The exercise: Identify the lines that contain the word "Ynes", then copy them.

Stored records
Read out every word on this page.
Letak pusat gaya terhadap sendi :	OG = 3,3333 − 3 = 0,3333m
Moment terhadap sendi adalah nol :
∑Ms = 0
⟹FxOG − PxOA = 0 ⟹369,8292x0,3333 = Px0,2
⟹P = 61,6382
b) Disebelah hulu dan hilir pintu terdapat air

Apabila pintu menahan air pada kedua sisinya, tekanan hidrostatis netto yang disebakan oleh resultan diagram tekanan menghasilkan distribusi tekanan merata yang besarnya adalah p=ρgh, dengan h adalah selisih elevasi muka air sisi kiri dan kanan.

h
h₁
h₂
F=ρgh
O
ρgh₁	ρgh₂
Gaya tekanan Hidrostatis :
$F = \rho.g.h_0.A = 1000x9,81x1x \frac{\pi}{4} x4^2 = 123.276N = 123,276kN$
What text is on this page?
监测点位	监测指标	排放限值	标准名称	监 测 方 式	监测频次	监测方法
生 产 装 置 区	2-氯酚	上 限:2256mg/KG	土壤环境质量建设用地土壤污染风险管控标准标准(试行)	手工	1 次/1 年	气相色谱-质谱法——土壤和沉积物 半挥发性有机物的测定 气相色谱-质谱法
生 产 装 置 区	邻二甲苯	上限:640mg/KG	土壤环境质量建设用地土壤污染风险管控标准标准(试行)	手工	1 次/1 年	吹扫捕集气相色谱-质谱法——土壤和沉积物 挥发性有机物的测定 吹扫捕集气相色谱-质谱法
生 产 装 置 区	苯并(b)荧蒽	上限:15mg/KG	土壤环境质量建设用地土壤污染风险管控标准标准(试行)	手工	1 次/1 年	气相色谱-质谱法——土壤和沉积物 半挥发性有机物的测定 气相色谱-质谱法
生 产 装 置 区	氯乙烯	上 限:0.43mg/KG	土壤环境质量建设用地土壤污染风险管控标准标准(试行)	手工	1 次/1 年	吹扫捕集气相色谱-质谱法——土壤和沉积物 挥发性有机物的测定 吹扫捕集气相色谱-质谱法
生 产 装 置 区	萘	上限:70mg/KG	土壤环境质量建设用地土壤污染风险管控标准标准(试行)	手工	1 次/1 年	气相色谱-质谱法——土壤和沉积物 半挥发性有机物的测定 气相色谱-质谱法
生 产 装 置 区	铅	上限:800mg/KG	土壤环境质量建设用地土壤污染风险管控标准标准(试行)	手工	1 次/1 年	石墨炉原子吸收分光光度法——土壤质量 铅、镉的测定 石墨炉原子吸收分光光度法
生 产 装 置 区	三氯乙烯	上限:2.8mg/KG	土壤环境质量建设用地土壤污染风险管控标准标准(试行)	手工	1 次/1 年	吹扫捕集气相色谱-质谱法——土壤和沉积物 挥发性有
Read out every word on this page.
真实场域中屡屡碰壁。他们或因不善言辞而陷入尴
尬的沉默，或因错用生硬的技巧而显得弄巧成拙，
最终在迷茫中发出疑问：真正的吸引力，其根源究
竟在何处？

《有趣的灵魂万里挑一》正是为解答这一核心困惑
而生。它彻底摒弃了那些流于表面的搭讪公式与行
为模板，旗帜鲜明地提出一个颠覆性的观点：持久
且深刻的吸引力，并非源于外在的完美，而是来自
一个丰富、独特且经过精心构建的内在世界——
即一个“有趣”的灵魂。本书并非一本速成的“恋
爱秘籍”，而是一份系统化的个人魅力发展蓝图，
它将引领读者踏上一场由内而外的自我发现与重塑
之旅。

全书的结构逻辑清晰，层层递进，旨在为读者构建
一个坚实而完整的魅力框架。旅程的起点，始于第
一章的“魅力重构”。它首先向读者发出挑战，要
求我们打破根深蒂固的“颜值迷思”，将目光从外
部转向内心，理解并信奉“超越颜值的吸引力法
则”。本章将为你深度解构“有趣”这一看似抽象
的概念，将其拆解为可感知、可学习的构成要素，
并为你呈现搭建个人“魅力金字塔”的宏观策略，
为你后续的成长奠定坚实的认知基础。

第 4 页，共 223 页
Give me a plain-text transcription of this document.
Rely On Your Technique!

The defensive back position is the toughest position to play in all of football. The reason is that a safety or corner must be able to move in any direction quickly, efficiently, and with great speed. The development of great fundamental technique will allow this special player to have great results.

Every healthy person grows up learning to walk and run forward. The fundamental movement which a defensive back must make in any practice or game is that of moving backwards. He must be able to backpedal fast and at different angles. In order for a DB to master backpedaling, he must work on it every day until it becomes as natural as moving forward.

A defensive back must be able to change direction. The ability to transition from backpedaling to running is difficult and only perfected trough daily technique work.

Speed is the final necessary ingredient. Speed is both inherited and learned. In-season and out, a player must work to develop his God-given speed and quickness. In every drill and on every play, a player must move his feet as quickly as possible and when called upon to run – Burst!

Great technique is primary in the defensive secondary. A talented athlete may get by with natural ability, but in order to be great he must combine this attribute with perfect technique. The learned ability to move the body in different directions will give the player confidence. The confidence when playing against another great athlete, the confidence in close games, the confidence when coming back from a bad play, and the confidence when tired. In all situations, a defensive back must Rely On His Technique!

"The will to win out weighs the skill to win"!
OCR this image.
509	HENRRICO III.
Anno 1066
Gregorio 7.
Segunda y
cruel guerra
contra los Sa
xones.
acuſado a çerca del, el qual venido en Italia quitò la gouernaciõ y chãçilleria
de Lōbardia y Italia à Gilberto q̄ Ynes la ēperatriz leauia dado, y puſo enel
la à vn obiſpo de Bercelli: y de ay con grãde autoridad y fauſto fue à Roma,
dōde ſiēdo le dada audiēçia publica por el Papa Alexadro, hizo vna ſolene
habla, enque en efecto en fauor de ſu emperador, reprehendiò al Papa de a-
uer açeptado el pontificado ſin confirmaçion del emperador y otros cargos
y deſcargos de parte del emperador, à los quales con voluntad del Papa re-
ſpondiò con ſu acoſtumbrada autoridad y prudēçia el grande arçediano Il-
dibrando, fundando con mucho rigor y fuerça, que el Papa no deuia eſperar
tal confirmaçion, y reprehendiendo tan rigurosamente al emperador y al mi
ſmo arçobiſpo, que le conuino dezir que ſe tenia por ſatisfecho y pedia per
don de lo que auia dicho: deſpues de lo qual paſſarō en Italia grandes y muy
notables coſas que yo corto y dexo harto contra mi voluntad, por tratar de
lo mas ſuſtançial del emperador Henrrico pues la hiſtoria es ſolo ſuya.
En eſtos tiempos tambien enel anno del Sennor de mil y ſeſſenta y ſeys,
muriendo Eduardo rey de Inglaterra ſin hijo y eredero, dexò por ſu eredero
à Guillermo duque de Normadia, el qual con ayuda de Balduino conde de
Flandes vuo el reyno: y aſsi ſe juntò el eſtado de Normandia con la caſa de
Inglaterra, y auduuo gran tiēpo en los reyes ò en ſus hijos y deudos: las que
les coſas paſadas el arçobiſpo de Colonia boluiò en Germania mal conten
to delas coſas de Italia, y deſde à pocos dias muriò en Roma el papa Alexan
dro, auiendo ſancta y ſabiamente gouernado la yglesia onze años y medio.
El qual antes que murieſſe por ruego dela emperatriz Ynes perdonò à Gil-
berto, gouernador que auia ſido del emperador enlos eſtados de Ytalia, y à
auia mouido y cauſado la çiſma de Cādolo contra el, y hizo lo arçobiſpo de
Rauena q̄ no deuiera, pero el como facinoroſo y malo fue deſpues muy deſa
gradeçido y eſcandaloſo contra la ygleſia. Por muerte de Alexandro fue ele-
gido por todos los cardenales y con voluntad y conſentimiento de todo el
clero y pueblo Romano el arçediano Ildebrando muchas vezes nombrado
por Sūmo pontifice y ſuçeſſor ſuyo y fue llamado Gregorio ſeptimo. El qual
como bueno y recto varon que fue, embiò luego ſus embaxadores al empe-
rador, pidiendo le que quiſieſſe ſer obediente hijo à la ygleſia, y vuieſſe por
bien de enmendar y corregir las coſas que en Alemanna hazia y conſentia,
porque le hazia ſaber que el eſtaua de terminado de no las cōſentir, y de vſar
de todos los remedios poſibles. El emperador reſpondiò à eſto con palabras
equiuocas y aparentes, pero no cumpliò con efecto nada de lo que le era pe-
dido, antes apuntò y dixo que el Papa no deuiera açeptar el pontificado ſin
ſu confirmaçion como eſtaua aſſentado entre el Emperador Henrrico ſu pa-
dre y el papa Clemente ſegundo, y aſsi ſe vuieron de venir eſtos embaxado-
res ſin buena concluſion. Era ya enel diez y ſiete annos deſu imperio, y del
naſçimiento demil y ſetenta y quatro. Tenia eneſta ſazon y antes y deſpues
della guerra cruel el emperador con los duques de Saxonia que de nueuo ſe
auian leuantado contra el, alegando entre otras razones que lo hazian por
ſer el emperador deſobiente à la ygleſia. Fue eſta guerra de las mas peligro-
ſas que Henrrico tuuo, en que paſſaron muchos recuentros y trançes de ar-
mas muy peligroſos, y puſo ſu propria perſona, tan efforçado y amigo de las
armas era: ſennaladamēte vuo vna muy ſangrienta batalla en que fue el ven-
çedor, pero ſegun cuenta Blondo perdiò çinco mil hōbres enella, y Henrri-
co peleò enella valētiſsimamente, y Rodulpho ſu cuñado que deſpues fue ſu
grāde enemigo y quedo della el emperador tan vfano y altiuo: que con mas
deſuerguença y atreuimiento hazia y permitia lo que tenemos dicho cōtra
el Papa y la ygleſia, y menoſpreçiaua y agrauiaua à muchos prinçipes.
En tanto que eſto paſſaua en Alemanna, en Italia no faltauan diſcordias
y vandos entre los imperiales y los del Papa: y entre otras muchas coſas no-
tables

Full response:
de Lōbardia y Italia à Gilberto q̄ Ynes la ēperatriz leauia dado, y puſo enel
El qual antes que murieſſe por ruego dela emperatriz Ynes perdonò à Gil-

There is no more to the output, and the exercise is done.